> _What to do_
Copy out all the data, word for word.

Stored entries

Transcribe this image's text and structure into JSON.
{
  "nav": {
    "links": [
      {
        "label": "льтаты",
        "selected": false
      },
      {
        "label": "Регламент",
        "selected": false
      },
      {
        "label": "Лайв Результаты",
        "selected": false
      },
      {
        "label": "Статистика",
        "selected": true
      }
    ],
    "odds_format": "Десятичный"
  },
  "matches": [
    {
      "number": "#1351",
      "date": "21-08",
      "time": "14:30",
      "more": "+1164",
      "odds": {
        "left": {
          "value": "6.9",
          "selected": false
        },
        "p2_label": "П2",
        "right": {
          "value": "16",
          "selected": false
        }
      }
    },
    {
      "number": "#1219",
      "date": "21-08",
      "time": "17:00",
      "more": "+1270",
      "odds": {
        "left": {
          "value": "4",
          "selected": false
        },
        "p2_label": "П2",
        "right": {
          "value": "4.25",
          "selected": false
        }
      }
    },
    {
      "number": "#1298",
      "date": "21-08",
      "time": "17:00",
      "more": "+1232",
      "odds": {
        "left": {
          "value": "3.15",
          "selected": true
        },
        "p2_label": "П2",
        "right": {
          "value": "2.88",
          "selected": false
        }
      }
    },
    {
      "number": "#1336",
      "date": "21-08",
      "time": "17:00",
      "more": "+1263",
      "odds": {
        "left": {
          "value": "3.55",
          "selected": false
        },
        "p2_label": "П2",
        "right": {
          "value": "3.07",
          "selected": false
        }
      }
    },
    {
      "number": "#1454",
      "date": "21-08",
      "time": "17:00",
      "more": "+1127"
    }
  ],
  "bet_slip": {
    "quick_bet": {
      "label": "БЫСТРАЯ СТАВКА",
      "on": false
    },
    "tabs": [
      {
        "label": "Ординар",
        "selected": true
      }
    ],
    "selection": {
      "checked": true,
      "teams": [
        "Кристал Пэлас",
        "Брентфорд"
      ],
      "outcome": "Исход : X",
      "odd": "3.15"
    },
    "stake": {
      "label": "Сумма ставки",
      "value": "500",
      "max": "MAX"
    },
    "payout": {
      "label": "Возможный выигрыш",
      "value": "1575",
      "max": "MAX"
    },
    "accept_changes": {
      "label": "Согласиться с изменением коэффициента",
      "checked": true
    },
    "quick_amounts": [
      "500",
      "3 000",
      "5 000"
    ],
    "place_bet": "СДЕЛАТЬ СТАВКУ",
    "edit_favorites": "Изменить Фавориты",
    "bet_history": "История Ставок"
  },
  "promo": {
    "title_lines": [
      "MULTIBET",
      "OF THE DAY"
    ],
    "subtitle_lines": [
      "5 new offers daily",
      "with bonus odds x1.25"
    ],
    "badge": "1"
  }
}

> _Task solution_
Transcribe this image's text and structure into JSON.
{
  "nav": {
    "links": [
      {
        "label": "льтаты",
        "selected": false
      },
      {
        "label": "Регламент",
        "selected": false
      },
      {
        "label": "Лайв Результаты",
        "selected": false
      },
      {
        "label": "Статистика",
        "selected": true
      }
    ],
    "odds_format": "Десятичный"
  },
  "matches": [
    {
      "number": "#1351",
      "date": "21-08",
      "time": "14:30",
      "more": "+1164",
      "odds": {
        "left": {
          "value": "6.9",
          "selected": false
        },
        "p2_label": "П2",
        "right": {
          "value": "16",
          "selected": false
        }
      }
    },
    {
      "number": "#1219",
      "date": "21-08",
      "time": "17:00",
      "more": "+1270",
      "odds": {
        "left": {
          "value": "4",
          "selected": false
        },
        "p2_label": "П2",
        "right": {
          "value": "4.25",
          "selected": false
        }
      }
    },
    {
      "number": "#1298",
      "date": "21-08",
      "time": "17:00",
      "more": "+1232",
      "odds": {
        "left": {
          "value": "3.15",
          "selected": true
        },
        "p2_label": "П2",
        "right": {
          "value": "2.88",
          "selected": false
        }
      }
    },
    {
      "number": "#1336",
      "date": "21-08",
      "time": "17:00",
      "more": "+1263",
      "odds": {
        "left": {
          "value": "3.55",
          "selected": false
        },
        "p2_label": "П2",
        "right": {
          "value": "3.07",
          "selected": false
        }
      }
    },
    {
      "number": "#1454",
      "date": "21-08",
      "time": "17:00",
      "more": "+1127"
    }
  ],
  "bet_slip": {
    "quick_bet": {
      "label": "БЫСТРАЯ СТАВКА",
      "on": false
    },
    "tabs": [
      {
        "label": "Ординар",
        "selected": true
      }
    ],
    "selection": {
      "checked": true,
      "teams": [
        "Кристал Пэлас",
        "Брентфорд"
      ],
      "outcome": "Исход : X",
      "odd": "3.15"
    },
    "stake": {
      "label": "Сумма ставки",
      "value": "500",
      "max": "MAX"
    },
    "payout": {
      "label": "Возможный выигрыш",
      "value": "1575",
      "max": "MAX"
    },
    "accept_changes": {
      "label": "Согласиться с изменением коэффициента",
      "checked": true
    },
    "quick_amounts": [
      "500",
      "3 000",
      "5 000"
    ],
    "place_bet": "СДЕЛАТЬ СТАВКУ",
    "edit_favorites": "Изменить Фавориты",
    "bet_history": "История Ставок"
  },
  "promo": {
    "title_lines": [
      "MULTIBET",
      "OF THE DAY"
    ],
    "subtitle_lines": [
      "5 new offers daily",
      "with bonus odds x1.25"
    ],
    "badge": "1"
  }
}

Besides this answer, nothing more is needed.